What to work on
Write out the records below once more, exactly as they stand.

Record list
**********

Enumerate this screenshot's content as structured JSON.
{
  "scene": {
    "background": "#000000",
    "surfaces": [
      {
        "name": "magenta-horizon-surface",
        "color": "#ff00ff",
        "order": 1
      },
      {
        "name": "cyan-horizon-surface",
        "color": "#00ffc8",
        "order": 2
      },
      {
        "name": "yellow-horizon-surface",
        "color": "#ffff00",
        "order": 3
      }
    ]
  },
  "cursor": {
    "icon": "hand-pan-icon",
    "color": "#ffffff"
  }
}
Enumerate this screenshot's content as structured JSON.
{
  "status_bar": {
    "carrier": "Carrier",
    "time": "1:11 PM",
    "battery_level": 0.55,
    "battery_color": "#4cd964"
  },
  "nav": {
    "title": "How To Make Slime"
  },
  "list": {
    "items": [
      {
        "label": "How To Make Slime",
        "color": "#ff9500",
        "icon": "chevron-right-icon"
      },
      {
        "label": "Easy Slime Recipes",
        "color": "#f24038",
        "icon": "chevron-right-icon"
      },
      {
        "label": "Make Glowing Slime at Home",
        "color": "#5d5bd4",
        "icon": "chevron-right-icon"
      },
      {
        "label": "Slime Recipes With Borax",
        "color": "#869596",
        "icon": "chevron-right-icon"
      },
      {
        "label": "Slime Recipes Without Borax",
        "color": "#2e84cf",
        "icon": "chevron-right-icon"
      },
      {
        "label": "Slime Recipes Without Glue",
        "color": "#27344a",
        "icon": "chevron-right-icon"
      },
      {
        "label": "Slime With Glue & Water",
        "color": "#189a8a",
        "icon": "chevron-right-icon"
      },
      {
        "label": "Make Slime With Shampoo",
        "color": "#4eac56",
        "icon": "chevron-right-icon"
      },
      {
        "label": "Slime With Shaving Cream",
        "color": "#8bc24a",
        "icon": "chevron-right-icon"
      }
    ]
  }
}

**********

Task result
Enumerate this screenshot's content as structured JSON.
{
  "scene": {
    "background": "#000000",
    "surfaces": [
      {
        "name": "magenta-horizon-surface",
        "color": "#ff00ff",
        "order": 1
      },
      {
        "name": "cyan-horizon-surface",
        "color": "#00ffc8",
        "order": 2
      },
      {
        "name": "yellow-horizon-surface",
        "color": "#ffff00",
        "order": 3
      }
    ]
  },
  "cursor": {
    "icon": "hand-pan-icon",
    "color": "#ffffff"
  }
}
Enumerate this screenshot's content as structured JSON.
{
  "status_bar": {
    "carrier": "Carrier",
    "time": "1:11 PM",
    "battery_level": 0.55,
    "battery_color": "#4cd964"
  },
  "nav": {
    "title": "How To Make Slime"
  },
  "list": {
    "items": [
      {
        "label": "How To Make Slime",
        "color": "#ff9500",
        "icon": "chevron-right-icon"
      },
      {
        "label": "Easy Slime Recipes",
        "color": "#f24038",
        "icon": "chevron-right-icon"
      },
      {
        "label": "Make Glowing Slime at Home",
        "color": "#5d5bd4",
        "icon": "chevron-right-icon"
      },
      {
        "label": "Slime Recipes With Borax",
        "color": "#869596",
        "icon": "chevron-right-icon"
      },
      {
        "label": "Slime Recipes Without Borax",
        "color": "#2e84cf",
        "icon": "chevron-right-icon"
      },
      {
        "label": "Slime Recipes Without Glue",
        "color": "#27344a",
        "icon": "chevron-right-icon"
      },
      {
        "label": "Slime With Glue & Water",
        "color": "#189a8a",
        "icon": "chevron-right-icon"
      },
      {
        "label": "Make Slime With Shampoo",
        "color": "#4eac56",
        "icon": "chevron-right-icon"
      },
      {
        "label": "Slime With Shaving Cream",
        "color": "#8bc24a",
        "icon": "chevron-right-icon"
      }
    ]
  }
}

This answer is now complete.